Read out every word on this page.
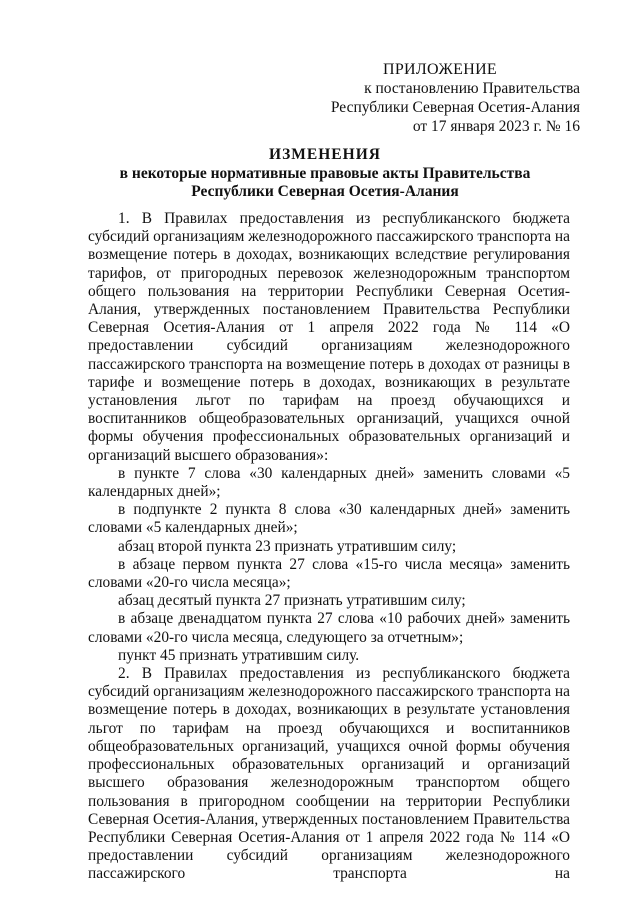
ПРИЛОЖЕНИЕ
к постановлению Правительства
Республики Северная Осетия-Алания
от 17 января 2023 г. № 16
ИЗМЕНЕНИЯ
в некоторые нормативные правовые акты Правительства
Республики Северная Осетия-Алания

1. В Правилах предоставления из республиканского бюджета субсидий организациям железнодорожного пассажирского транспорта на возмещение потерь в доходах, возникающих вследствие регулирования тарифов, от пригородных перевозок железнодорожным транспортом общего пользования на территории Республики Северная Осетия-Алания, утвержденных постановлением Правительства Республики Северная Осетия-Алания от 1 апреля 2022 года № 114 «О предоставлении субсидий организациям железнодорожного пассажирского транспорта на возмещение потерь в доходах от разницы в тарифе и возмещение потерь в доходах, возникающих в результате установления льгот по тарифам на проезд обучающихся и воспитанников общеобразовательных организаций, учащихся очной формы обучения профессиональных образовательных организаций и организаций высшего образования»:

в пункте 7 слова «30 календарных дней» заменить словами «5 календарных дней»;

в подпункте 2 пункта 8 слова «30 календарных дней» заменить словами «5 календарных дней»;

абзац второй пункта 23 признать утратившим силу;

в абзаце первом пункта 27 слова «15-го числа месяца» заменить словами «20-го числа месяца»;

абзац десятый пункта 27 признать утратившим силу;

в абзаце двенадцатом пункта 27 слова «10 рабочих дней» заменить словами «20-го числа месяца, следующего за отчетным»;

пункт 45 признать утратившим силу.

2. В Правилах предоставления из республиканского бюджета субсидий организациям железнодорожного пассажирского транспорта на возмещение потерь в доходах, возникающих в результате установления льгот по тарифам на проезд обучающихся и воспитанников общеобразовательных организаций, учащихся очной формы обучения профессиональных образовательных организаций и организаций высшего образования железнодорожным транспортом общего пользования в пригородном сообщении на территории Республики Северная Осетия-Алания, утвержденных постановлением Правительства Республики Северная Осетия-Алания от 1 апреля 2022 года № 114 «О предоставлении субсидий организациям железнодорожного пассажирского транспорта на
---
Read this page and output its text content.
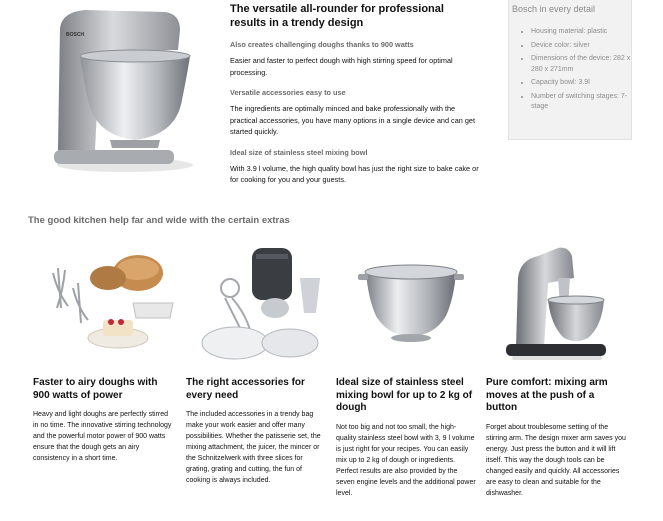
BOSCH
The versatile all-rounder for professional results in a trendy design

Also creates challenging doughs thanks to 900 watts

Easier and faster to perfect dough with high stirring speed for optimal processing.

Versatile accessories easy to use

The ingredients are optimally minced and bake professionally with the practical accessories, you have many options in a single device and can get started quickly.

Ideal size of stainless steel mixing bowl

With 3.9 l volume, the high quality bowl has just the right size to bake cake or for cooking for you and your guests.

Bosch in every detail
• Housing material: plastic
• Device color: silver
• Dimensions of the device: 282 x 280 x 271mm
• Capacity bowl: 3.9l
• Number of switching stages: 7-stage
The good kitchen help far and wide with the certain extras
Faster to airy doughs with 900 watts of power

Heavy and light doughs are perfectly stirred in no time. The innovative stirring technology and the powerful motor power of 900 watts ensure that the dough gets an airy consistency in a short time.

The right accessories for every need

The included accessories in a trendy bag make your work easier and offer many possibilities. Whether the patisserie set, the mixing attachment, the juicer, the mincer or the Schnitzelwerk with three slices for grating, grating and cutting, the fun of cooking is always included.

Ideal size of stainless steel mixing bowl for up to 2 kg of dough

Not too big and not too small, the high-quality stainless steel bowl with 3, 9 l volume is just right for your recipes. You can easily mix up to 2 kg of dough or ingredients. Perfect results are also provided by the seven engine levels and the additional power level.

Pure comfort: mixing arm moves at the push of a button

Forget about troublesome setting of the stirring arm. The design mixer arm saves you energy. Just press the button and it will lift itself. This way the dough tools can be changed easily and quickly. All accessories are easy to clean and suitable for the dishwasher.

» **Written problem**: From the material given, work out how many lines hold the string "results"; state that number and nothing further.

» **Written solution**: 2